Input data:

▬▬▬

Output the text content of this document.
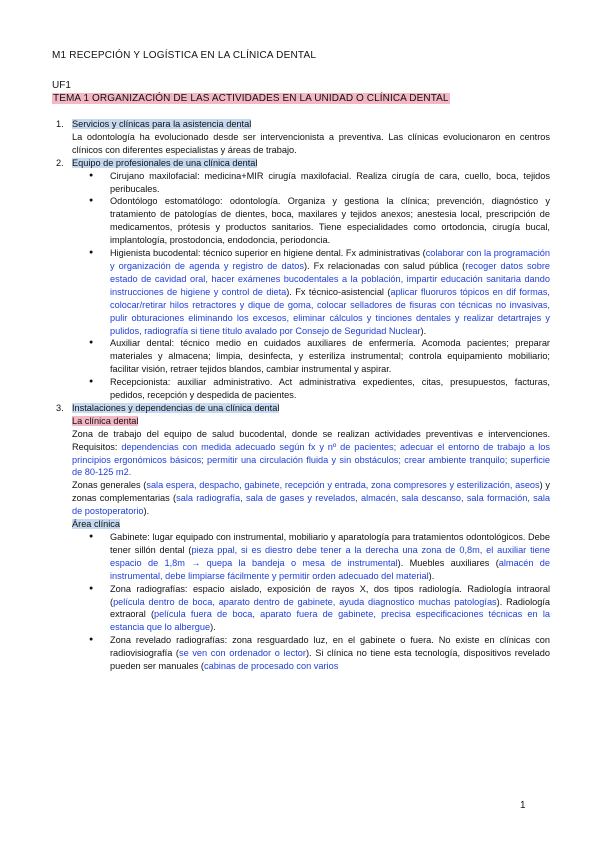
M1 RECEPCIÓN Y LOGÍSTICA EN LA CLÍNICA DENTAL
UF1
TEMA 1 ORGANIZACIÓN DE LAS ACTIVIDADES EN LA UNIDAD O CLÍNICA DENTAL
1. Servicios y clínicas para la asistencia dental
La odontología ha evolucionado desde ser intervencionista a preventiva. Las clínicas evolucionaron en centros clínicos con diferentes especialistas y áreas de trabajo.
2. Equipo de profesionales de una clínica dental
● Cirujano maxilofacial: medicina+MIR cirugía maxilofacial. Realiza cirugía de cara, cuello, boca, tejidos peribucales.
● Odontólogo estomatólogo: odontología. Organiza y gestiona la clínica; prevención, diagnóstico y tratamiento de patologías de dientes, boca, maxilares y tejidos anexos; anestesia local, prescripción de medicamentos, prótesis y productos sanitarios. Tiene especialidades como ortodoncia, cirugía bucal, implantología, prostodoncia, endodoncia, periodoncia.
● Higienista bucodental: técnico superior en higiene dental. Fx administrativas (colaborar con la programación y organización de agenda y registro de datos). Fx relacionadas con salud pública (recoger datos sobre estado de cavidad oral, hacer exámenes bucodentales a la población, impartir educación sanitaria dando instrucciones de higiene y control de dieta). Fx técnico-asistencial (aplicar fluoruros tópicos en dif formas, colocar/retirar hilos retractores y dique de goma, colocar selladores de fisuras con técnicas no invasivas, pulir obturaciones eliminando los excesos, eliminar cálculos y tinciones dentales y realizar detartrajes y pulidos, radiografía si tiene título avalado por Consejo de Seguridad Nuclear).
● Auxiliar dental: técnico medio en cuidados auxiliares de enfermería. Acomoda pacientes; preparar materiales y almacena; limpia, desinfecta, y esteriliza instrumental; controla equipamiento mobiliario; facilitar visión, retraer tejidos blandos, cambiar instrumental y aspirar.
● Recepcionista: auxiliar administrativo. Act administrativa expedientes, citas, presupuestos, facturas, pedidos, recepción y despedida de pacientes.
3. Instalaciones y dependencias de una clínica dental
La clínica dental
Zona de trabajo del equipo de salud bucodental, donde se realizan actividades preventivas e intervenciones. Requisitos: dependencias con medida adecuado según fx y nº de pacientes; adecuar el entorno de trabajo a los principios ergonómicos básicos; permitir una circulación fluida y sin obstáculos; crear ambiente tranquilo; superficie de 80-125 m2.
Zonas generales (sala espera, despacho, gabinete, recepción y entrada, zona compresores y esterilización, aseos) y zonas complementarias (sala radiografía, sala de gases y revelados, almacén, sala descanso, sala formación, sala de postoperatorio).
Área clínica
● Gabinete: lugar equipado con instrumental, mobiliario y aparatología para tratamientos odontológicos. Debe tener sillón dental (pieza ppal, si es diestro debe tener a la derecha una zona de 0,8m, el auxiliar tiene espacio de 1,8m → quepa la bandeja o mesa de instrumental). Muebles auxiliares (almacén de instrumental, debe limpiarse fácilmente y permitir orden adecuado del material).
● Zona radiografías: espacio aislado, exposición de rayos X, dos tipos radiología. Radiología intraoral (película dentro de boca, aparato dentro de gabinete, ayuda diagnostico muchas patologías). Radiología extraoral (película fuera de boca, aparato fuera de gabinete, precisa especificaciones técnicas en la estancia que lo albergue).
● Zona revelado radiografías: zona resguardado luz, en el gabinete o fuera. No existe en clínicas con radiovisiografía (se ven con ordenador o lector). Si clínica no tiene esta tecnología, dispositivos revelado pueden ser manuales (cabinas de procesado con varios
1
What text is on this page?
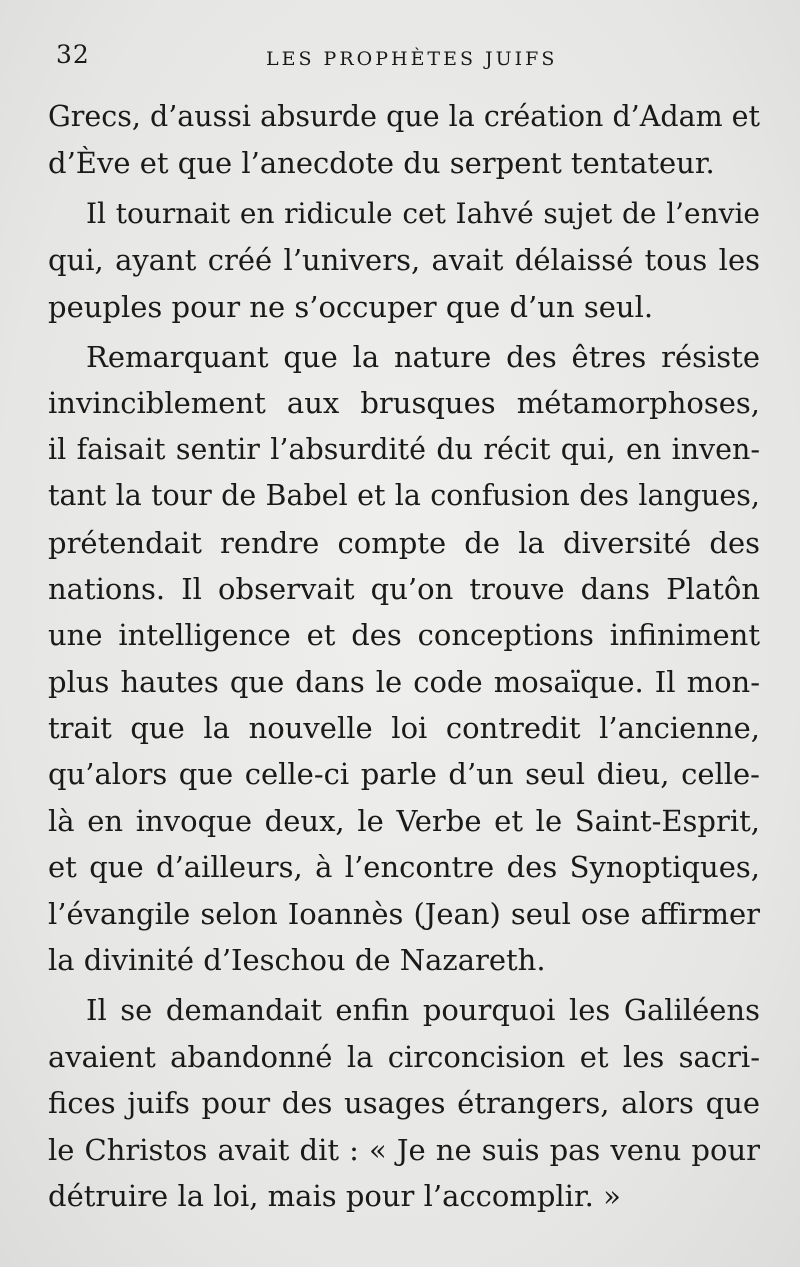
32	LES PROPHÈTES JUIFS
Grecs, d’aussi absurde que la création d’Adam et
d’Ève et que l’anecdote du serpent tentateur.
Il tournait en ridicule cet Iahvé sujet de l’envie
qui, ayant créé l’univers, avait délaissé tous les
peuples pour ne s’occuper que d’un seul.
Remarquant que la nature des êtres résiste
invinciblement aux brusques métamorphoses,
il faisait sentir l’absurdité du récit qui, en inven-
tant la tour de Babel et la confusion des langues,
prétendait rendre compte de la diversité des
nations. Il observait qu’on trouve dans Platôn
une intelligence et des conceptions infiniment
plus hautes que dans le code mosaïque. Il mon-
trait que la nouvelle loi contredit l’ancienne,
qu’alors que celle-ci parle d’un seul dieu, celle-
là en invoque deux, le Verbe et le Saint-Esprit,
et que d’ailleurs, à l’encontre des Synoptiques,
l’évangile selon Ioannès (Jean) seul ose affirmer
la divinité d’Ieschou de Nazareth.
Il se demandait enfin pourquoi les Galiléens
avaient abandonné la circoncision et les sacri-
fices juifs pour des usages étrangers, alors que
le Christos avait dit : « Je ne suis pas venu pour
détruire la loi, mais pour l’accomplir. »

▬▬▬

What this task involves:
From the data above, write out everything exactly except the pictures.

Solution to this problem:
Output the text content of this document.
M1 RECEPCIÓN Y LOGÍSTICA EN LA CLÍNICA DENTAL
UF1
TEMA 1 ORGANIZACIÓN DE LAS ACTIVIDADES EN LA UNIDAD O CLÍNICA DENTAL
1. Servicios y clínicas para la asistencia dental
La odontología ha evolucionado desde ser intervencionista a preventiva. Las clínicas evolucionaron en centros clínicos con diferentes especialistas y áreas de trabajo.
2. Equipo de profesionales de una clínica dental
● Cirujano maxilofacial: medicina+MIR cirugía maxilofacial. Realiza cirugía de cara, cuello, boca, tejidos peribucales.
● Odontólogo estomatólogo: odontología. Organiza y gestiona la clínica; prevención, diagnóstico y tratamiento de patologías de dientes, boca, maxilares y tejidos anexos; anestesia local, prescripción de medicamentos, prótesis y productos sanitarios. Tiene especialidades como ortodoncia, cirugía bucal, implantología, prostodoncia, endodoncia, periodoncia.
● Higienista bucodental: técnico superior en higiene dental. Fx administrativas (colaborar con la programación y organización de agenda y registro de datos). Fx relacionadas con salud pública (recoger datos sobre estado de cavidad oral, hacer exámenes bucodentales a la población, impartir educación sanitaria dando instrucciones de higiene y control de dieta). Fx técnico-asistencial (aplicar fluoruros tópicos en dif formas, colocar/retirar hilos retractores y dique de goma, colocar selladores de fisuras con técnicas no invasivas, pulir obturaciones eliminando los excesos, eliminar cálculos y tinciones dentales y realizar detartrajes y pulidos, radiografía si tiene título avalado por Consejo de Seguridad Nuclear).
● Auxiliar dental: técnico medio en cuidados auxiliares de enfermería. Acomoda pacientes; preparar materiales y almacena; limpia, desinfecta, y esteriliza instrumental; controla equipamiento mobiliario; facilitar visión, retraer tejidos blandos, cambiar instrumental y aspirar.
● Recepcionista: auxiliar administrativo. Act administrativa expedientes, citas, presupuestos, facturas, pedidos, recepción y despedida de pacientes.
3. Instalaciones y dependencias de una clínica dental
La clínica dental
Zona de trabajo del equipo de salud bucodental, donde se realizan actividades preventivas e intervenciones. Requisitos: dependencias con medida adecuado según fx y nº de pacientes; adecuar el entorno de trabajo a los principios ergonómicos básicos; permitir una circulación fluida y sin obstáculos; crear ambiente tranquilo; superficie de 80-125 m2.
Zonas generales (sala espera, despacho, gabinete, recepción y entrada, zona compresores y esterilización, aseos) y zonas complementarias (sala radiografía, sala de gases y revelados, almacén, sala descanso, sala formación, sala de postoperatorio).
Área clínica
● Gabinete: lugar equipado con instrumental, mobiliario y aparatología para tratamientos odontológicos. Debe tener sillón dental (pieza ppal, si es diestro debe tener a la derecha una zona de 0,8m, el auxiliar tiene espacio de 1,8m → quepa la bandeja o mesa de instrumental). Muebles auxiliares (almacén de instrumental, debe limpiarse fácilmente y permitir orden adecuado del material).
● Zona radiografías: espacio aislado, exposición de rayos X, dos tipos radiología. Radiología intraoral (película dentro de boca, aparato dentro de gabinete, ayuda diagnostico muchas patologías). Radiología extraoral (película fuera de boca, aparato fuera de gabinete, precisa especificaciones técnicas en la estancia que lo albergue).
● Zona revelado radiografías: zona resguardado luz, en el gabinete o fuera. No existe en clínicas con radiovisiografía (se ven con ordenador o lector). Si clínica no tiene esta tecnología, dispositivos revelado pueden ser manuales (cabinas de procesado con varios
1
What text is on this page?
32	LES PROPHÈTES JUIFS
Grecs, d’aussi absurde que la création d’Adam et
d’Ève et que l’anecdote du serpent tentateur.
Il tournait en ridicule cet Iahvé sujet de l’envie
qui, ayant créé l’univers, avait délaissé tous les
peuples pour ne s’occuper que d’un seul.
Remarquant que la nature des êtres résiste
invinciblement aux brusques métamorphoses,
il faisait sentir l’absurdité du récit qui, en inven-
tant la tour de Babel et la confusion des langues,
prétendait rendre compte de la diversité des
nations. Il observait qu’on trouve dans Platôn
une intelligence et des conceptions infiniment
plus hautes que dans le code mosaïque. Il mon-
trait que la nouvelle loi contredit l’ancienne,
qu’alors que celle-ci parle d’un seul dieu, celle-
là en invoque deux, le Verbe et le Saint-Esprit,
et que d’ailleurs, à l’encontre des Synoptiques,
l’évangile selon Ioannès (Jean) seul ose affirmer
la divinité d’Ieschou de Nazareth.
Il se demandait enfin pourquoi les Galiléens
avaient abandonné la circoncision et les sacri-
fices juifs pour des usages étrangers, alors que
le Christos avait dit : « Je ne suis pas venu pour
détruire la loi, mais pour l’accomplir. »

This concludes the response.